-- STORED ROWS --
* * * * * * *

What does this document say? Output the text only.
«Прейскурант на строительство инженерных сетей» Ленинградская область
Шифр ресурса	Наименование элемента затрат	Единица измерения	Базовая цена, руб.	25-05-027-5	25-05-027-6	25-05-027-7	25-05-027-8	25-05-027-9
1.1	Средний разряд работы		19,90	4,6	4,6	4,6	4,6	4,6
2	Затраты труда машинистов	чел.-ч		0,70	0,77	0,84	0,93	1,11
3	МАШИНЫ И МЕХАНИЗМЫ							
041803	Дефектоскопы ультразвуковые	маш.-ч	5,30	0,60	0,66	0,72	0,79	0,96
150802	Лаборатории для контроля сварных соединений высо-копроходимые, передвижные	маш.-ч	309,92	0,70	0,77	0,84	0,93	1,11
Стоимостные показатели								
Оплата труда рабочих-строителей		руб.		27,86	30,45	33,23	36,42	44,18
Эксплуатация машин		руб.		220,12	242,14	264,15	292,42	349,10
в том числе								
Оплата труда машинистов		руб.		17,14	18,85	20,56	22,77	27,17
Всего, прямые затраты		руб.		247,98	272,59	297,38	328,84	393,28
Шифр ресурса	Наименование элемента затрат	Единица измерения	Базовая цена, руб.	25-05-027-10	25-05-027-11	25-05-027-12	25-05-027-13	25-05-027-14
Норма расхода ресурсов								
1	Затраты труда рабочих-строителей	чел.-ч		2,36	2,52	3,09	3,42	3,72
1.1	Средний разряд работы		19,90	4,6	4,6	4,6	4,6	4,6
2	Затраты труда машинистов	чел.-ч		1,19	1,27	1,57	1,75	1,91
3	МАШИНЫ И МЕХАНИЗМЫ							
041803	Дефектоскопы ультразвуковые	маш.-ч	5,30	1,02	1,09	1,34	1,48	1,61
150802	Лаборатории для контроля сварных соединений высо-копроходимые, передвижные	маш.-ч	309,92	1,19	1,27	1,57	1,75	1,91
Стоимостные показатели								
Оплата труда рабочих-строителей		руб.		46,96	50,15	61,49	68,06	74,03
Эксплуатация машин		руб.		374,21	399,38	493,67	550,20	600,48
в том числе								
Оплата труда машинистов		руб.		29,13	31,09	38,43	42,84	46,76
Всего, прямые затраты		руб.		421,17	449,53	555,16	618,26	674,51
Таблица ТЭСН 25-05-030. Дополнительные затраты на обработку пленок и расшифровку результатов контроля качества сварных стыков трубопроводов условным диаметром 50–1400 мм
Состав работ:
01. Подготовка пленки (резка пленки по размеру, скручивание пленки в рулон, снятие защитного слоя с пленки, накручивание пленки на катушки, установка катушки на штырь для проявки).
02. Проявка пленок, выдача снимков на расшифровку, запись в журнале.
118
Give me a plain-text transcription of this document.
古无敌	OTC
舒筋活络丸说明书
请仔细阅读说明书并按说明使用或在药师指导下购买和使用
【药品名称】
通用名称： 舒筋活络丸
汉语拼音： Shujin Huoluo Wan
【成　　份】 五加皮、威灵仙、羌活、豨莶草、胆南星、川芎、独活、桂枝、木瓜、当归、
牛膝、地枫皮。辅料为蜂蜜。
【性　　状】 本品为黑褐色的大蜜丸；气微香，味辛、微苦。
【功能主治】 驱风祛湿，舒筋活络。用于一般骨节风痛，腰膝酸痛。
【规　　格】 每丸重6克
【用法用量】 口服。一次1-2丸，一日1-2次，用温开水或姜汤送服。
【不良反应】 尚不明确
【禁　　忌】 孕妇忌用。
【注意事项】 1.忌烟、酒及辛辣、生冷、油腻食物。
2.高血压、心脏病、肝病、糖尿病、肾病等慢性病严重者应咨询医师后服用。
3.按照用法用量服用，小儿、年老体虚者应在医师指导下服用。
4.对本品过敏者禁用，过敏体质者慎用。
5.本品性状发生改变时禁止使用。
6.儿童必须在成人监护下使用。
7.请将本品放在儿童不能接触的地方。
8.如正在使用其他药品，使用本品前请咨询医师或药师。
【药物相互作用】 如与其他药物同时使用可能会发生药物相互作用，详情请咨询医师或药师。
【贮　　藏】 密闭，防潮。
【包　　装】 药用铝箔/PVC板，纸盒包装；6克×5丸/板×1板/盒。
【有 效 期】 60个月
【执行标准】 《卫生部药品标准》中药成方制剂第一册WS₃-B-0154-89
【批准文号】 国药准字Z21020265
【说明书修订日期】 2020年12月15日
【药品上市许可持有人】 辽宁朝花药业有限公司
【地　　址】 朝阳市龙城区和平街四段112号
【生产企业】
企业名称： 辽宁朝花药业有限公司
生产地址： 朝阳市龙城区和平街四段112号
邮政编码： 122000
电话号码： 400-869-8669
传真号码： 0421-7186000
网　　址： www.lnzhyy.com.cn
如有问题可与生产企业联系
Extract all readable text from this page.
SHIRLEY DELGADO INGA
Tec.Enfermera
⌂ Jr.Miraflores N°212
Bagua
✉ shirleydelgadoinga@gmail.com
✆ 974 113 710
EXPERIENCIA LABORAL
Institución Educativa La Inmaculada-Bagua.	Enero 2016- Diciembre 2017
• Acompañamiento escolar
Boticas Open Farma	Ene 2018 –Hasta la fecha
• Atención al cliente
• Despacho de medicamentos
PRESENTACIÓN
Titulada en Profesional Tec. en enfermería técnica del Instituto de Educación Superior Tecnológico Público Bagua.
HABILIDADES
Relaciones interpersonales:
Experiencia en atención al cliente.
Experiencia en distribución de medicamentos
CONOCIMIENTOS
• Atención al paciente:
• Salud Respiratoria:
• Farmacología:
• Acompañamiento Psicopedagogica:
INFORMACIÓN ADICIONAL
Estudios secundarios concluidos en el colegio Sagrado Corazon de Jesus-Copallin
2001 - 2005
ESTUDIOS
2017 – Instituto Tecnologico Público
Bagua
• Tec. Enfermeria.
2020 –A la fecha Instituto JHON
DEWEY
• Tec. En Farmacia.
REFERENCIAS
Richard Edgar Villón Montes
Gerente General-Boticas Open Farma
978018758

* * * * * * *

All of the data shown above must be copied exactly.

-- THE ANSWER --
What does this document say? Output the text only.
«Прейскурант на строительство инженерных сетей» Ленинградская область
Шифр ресурса	Наименование элемента затрат	Единица измерения	Базовая цена, руб.	25-05-027-5	25-05-027-6	25-05-027-7	25-05-027-8	25-05-027-9
1.1	Средний разряд работы		19,90	4,6	4,6	4,6	4,6	4,6
2	Затраты труда машинистов	чел.-ч		0,70	0,77	0,84	0,93	1,11
3	МАШИНЫ И МЕХАНИЗМЫ							
041803	Дефектоскопы ультразвуковые	маш.-ч	5,30	0,60	0,66	0,72	0,79	0,96
150802	Лаборатории для контроля сварных соединений высо-копроходимые, передвижные	маш.-ч	309,92	0,70	0,77	0,84	0,93	1,11
Стоимостные показатели								
Оплата труда рабочих-строителей		руб.		27,86	30,45	33,23	36,42	44,18
Эксплуатация машин		руб.		220,12	242,14	264,15	292,42	349,10
в том числе								
Оплата труда машинистов		руб.		17,14	18,85	20,56	22,77	27,17
Всего, прямые затраты		руб.		247,98	272,59	297,38	328,84	393,28
Шифр ресурса	Наименование элемента затрат	Единица измерения	Базовая цена, руб.	25-05-027-10	25-05-027-11	25-05-027-12	25-05-027-13	25-05-027-14
Норма расхода ресурсов								
1	Затраты труда рабочих-строителей	чел.-ч		2,36	2,52	3,09	3,42	3,72
1.1	Средний разряд работы		19,90	4,6	4,6	4,6	4,6	4,6
2	Затраты труда машинистов	чел.-ч		1,19	1,27	1,57	1,75	1,91
3	МАШИНЫ И МЕХАНИЗМЫ							
041803	Дефектоскопы ультразвуковые	маш.-ч	5,30	1,02	1,09	1,34	1,48	1,61
150802	Лаборатории для контроля сварных соединений высо-копроходимые, передвижные	маш.-ч	309,92	1,19	1,27	1,57	1,75	1,91
Стоимостные показатели								
Оплата труда рабочих-строителей		руб.		46,96	50,15	61,49	68,06	74,03
Эксплуатация машин		руб.		374,21	399,38	493,67	550,20	600,48
в том числе								
Оплата труда машинистов		руб.		29,13	31,09	38,43	42,84	46,76
Всего, прямые затраты		руб.		421,17	449,53	555,16	618,26	674,51
Таблица ТЭСН 25-05-030. Дополнительные затраты на обработку пленок и расшифровку результатов контроля качества сварных стыков трубопроводов условным диаметром 50–1400 мм
Состав работ:
01. Подготовка пленки (резка пленки по размеру, скручивание пленки в рулон, снятие защитного слоя с пленки, накручивание пленки на катушки, установка катушки на штырь для проявки).
02. Проявка пленок, выдача снимков на расшифровку, запись в журнале.
118
Give me a plain-text transcription of this document.
古无敌	OTC
舒筋活络丸说明书
请仔细阅读说明书并按说明使用或在药师指导下购买和使用
【药品名称】
通用名称： 舒筋活络丸
汉语拼音： Shujin Huoluo Wan
【成　　份】 五加皮、威灵仙、羌活、豨莶草、胆南星、川芎、独活、桂枝、木瓜、当归、
牛膝、地枫皮。辅料为蜂蜜。
【性　　状】 本品为黑褐色的大蜜丸；气微香，味辛、微苦。
【功能主治】 驱风祛湿，舒筋活络。用于一般骨节风痛，腰膝酸痛。
【规　　格】 每丸重6克
【用法用量】 口服。一次1-2丸，一日1-2次，用温开水或姜汤送服。
【不良反应】 尚不明确
【禁　　忌】 孕妇忌用。
【注意事项】 1.忌烟、酒及辛辣、生冷、油腻食物。
2.高血压、心脏病、肝病、糖尿病、肾病等慢性病严重者应咨询医师后服用。
3.按照用法用量服用，小儿、年老体虚者应在医师指导下服用。
4.对本品过敏者禁用，过敏体质者慎用。
5.本品性状发生改变时禁止使用。
6.儿童必须在成人监护下使用。
7.请将本品放在儿童不能接触的地方。
8.如正在使用其他药品，使用本品前请咨询医师或药师。
【药物相互作用】 如与其他药物同时使用可能会发生药物相互作用，详情请咨询医师或药师。
【贮　　藏】 密闭，防潮。
【包　　装】 药用铝箔/PVC板，纸盒包装；6克×5丸/板×1板/盒。
【有 效 期】 60个月
【执行标准】 《卫生部药品标准》中药成方制剂第一册WS₃-B-0154-89
【批准文号】 国药准字Z21020265
【说明书修订日期】 2020年12月15日
【药品上市许可持有人】 辽宁朝花药业有限公司
【地　　址】 朝阳市龙城区和平街四段112号
【生产企业】
企业名称： 辽宁朝花药业有限公司
生产地址： 朝阳市龙城区和平街四段112号
邮政编码： 122000
电话号码： 400-869-8669
传真号码： 0421-7186000
网　　址： www.lnzhyy.com.cn
如有问题可与生产企业联系
Extract all readable text from this page.
SHIRLEY DELGADO INGA
Tec.Enfermera
⌂ Jr.Miraflores N°212
Bagua
✉ shirleydelgadoinga@gmail.com
✆ 974 113 710
EXPERIENCIA LABORAL
Institución Educativa La Inmaculada-Bagua.	Enero 2016- Diciembre 2017
• Acompañamiento escolar
Boticas Open Farma	Ene 2018 –Hasta la fecha
• Atención al cliente
• Despacho de medicamentos
PRESENTACIÓN
Titulada en Profesional Tec. en enfermería técnica del Instituto de Educación Superior Tecnológico Público Bagua.
HABILIDADES
Relaciones interpersonales:
Experiencia en atención al cliente.
Experiencia en distribución de medicamentos
CONOCIMIENTOS
• Atención al paciente:
• Salud Respiratoria:
• Farmacología:
• Acompañamiento Psicopedagogica:
INFORMACIÓN ADICIONAL
Estudios secundarios concluidos en el colegio Sagrado Corazon de Jesus-Copallin
2001 - 2005
ESTUDIOS
2017 – Instituto Tecnologico Público
Bagua
• Tec. Enfermeria.
2020 –A la fecha Instituto JHON
DEWEY
• Tec. En Farmacia.
REFERENCIAS
Richard Edgar Villón Montes
Gerente General-Boticas Open Farma
978018758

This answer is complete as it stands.